> **TEXTAUSZUG**:

++++++++++

Wo liegt der Konflikt in der Geschichte Apples?

Apples Gründermythos basiert auf einem der sieben Basic-Plots, die der britische Autor Christopher Booker 2004 analysierte. Erfolgreiche Geschichten basieren laut Booker auf etwa sieben Basishandlungen. Eine davon ist der „Drachentöter“, besser bekannt als „David gegen Goliath“. Der Gründungsmythos von Apple basiert genau auf diesem Muster: Die in den Achtzigerjahren junge und unkonventionelle Marke Apple tritt gegen das große, marktbeherrschende Unternehmen IBM an — und trägt den Sieg davon. Steve Jobs betont in seiner Keynote im Herbst 1983 zur Einführung des Macintosh genau diesen Konflikt. Übrigens mit einer herausragenden Referenz auf eine andere Story; die Verfilmung der Dystopie von George Orwells „1984“, inszeniert von Michael Radford und mit John Hurt in der Hauptrolle.

Welche Emotionen weckt die Geschichte Apples?

++++++++++

> **DATEN ZUR AUFGABE**:
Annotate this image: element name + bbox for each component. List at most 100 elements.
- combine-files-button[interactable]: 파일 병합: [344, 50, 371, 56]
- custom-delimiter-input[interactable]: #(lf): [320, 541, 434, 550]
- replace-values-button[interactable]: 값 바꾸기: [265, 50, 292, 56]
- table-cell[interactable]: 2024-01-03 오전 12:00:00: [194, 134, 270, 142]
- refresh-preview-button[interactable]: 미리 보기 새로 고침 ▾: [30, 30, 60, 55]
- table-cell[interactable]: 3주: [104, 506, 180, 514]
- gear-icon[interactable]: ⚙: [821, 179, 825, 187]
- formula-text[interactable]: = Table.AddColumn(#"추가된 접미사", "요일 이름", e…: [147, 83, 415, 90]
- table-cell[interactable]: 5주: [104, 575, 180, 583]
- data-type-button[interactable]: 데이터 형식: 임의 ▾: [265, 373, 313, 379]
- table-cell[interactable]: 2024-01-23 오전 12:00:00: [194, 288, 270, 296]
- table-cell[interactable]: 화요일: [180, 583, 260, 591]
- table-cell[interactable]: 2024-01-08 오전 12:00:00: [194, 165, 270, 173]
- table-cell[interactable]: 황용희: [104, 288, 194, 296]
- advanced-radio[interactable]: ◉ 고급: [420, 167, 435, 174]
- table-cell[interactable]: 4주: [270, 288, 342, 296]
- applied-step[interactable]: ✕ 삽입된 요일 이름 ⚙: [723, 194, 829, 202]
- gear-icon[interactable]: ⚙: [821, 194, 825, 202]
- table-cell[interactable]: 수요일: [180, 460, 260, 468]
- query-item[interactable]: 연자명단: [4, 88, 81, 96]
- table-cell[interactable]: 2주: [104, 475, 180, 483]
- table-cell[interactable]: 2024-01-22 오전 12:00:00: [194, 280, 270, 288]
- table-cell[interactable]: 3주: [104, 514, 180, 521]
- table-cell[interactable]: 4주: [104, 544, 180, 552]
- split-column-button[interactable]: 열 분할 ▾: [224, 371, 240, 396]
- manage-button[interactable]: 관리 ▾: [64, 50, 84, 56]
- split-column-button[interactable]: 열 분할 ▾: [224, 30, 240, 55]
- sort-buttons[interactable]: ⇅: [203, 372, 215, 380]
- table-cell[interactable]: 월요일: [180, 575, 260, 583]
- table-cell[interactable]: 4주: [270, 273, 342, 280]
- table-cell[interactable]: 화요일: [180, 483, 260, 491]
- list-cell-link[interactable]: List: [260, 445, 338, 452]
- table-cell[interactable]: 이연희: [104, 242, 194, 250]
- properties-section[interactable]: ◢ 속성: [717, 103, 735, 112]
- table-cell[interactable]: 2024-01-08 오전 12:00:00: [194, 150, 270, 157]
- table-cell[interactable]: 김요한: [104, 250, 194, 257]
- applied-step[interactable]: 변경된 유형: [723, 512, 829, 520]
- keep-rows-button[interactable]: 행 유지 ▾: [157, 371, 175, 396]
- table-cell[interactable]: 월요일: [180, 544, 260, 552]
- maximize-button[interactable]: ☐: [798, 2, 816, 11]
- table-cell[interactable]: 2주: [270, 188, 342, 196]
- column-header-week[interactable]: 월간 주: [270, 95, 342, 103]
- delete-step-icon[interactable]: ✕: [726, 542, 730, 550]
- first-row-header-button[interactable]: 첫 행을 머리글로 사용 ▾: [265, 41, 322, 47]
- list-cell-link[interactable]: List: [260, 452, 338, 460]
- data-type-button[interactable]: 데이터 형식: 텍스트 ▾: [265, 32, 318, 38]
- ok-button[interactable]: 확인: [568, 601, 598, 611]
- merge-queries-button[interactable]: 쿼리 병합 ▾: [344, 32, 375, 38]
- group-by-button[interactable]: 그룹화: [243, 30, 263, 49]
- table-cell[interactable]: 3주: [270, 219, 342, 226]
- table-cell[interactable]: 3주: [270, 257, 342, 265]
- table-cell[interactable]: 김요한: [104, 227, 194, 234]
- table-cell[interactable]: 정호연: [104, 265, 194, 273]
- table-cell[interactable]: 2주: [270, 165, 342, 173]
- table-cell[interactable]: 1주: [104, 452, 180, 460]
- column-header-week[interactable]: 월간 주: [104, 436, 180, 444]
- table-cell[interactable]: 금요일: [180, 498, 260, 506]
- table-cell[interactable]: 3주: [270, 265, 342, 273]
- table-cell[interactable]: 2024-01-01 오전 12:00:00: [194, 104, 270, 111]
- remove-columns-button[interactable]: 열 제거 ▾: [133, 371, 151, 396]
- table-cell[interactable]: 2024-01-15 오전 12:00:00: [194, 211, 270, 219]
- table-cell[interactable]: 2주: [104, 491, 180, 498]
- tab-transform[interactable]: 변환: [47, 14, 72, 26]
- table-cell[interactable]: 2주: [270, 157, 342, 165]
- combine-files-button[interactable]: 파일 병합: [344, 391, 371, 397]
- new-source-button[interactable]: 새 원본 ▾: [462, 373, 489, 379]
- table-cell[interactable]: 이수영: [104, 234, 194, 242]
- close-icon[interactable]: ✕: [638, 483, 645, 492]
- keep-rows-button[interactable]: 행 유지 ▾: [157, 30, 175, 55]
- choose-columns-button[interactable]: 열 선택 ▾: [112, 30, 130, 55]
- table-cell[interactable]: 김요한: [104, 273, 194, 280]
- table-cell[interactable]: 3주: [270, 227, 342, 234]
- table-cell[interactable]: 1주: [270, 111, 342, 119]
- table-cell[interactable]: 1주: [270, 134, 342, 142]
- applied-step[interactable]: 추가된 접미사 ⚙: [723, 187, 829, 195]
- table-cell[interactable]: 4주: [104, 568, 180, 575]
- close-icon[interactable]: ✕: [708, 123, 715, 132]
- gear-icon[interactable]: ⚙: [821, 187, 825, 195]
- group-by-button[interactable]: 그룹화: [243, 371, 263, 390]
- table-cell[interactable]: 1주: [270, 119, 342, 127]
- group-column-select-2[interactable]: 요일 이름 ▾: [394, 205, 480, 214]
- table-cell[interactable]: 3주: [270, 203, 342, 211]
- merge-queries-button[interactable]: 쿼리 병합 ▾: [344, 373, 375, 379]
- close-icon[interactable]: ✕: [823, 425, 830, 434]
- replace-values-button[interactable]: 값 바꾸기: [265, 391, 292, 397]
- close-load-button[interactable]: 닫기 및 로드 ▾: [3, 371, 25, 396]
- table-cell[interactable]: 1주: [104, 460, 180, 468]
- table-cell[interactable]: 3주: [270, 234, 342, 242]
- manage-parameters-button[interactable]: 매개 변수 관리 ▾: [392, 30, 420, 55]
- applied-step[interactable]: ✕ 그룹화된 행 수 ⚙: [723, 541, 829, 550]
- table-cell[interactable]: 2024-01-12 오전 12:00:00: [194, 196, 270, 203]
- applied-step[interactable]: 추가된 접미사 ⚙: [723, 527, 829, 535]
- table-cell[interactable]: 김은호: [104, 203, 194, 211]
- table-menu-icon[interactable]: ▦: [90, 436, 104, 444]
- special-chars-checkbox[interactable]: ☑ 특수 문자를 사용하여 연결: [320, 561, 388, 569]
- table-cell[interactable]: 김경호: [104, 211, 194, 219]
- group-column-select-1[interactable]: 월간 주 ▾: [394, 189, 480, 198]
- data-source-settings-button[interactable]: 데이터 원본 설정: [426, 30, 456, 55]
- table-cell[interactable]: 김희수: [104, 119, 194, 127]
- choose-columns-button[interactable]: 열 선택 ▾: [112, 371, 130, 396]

++++++++++

> **ARBEITSAUFTRÄGE**:
1) Auf welcher der Basishandlungen nach Christopher Booker beruht laut dem Textauszug über Apples Gründermythos die Geschichte von Apple?
2) Liste alle Zeilen der Einträge auf, in denen die Zeichenfolge „manage“ vorkommt.

> **LÖSUNGEN JE AUFGABE**:
1) Auf dem „Drachentöter“, besser bekannt als „David gegen Goliath“.

2)
- manage-button[interactable]: 관리 ▾: [64, 50, 84, 56]
- manage-parameters-button[interactable]: 매개 변수 관리 ▾: [392, 30, 420, 55]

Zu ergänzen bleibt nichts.